**STATED GOAL**: All of the records below should be output exactly.
== == ==
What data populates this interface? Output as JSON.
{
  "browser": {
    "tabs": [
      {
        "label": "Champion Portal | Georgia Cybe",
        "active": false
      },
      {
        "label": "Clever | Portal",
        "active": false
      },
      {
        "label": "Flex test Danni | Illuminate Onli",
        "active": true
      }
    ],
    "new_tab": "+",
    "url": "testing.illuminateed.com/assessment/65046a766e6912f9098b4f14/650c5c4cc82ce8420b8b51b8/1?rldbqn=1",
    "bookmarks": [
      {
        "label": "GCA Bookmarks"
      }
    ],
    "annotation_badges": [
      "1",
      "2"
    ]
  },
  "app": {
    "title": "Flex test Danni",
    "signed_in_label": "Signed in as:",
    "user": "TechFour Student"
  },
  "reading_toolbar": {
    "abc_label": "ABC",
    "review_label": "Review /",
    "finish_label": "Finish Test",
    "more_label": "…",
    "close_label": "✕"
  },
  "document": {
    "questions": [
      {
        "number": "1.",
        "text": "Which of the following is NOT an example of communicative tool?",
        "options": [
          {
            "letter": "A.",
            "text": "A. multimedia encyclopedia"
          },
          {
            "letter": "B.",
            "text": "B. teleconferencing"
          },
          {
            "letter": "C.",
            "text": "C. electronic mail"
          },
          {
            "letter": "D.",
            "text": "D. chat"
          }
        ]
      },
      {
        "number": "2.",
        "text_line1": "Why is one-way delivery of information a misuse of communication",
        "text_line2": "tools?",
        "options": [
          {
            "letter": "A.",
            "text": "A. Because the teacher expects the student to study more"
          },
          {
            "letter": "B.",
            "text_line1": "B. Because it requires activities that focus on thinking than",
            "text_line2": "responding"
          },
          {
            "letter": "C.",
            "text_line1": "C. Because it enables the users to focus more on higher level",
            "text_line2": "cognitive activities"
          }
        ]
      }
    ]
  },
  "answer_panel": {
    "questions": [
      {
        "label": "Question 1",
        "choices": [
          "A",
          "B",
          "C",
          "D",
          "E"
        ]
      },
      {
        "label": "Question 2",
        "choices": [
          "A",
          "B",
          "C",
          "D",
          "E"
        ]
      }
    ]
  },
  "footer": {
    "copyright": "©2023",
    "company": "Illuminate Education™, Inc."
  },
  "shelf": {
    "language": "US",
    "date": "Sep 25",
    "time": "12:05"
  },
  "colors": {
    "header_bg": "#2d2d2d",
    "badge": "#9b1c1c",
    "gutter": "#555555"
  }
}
== == ==
**EXERCISE OUTPUT**:
What data populates this interface? Output as JSON.
{
  "browser": {
    "tabs": [
      {
        "label": "Champion Portal | Georgia Cybe",
        "active": false
      },
      {
        "label": "Clever | Portal",
        "active": false
      },
      {
        "label": "Flex test Danni | Illuminate Onli",
        "active": true
      }
    ],
    "new_tab": "+",
    "url": "testing.illuminateed.com/assessment/65046a766e6912f9098b4f14/650c5c4cc82ce8420b8b51b8/1?rldbqn=1",
    "bookmarks": [
      {
        "label": "GCA Bookmarks"
      }
    ],
    "annotation_badges": [
      "1",
      "2"
    ]
  },
  "app": {
    "title": "Flex test Danni",
    "signed_in_label": "Signed in as:",
    "user": "TechFour Student"
  },
  "reading_toolbar": {
    "abc_label": "ABC",
    "review_label": "Review /",
    "finish_label": "Finish Test",
    "more_label": "…",
    "close_label": "✕"
  },
  "document": {
    "questions": [
      {
        "number": "1.",
        "text": "Which of the following is NOT an example of communicative tool?",
        "options": [
          {
            "letter": "A.",
            "text": "A. multimedia encyclopedia"
          },
          {
            "letter": "B.",
            "text": "B. teleconferencing"
          },
          {
            "letter": "C.",
            "text": "C. electronic mail"
          },
          {
            "letter": "D.",
            "text": "D. chat"
          }
        ]
      },
      {
        "number": "2.",
        "text_line1": "Why is one-way delivery of information a misuse of communication",
        "text_line2": "tools?",
        "options": [
          {
            "letter": "A.",
            "text": "A. Because the teacher expects the student to study more"
          },
          {
            "letter": "B.",
            "text_line1": "B. Because it requires activities that focus on thinking than",
            "text_line2": "responding"
          },
          {
            "letter": "C.",
            "text_line1": "C. Because it enables the users to focus more on higher level",
            "text_line2": "cognitive activities"
          }
        ]
      }
    ]
  },
  "answer_panel": {
    "questions": [
      {
        "label": "Question 1",
        "choices": [
          "A",
          "B",
          "C",
          "D",
          "E"
        ]
      },
      {
        "label": "Question 2",
        "choices": [
          "A",
          "B",
          "C",
          "D",
          "E"
        ]
      }
    ]
  },
  "footer": {
    "copyright": "©2023",
    "company": "Illuminate Education™, Inc."
  },
  "shelf": {
    "language": "US",
    "date": "Sep 25",
    "time": "12:05"
  },
  "colors": {
    "header_bg": "#2d2d2d",
    "badge": "#9b1c1c",
    "gutter": "#555555"
  }
}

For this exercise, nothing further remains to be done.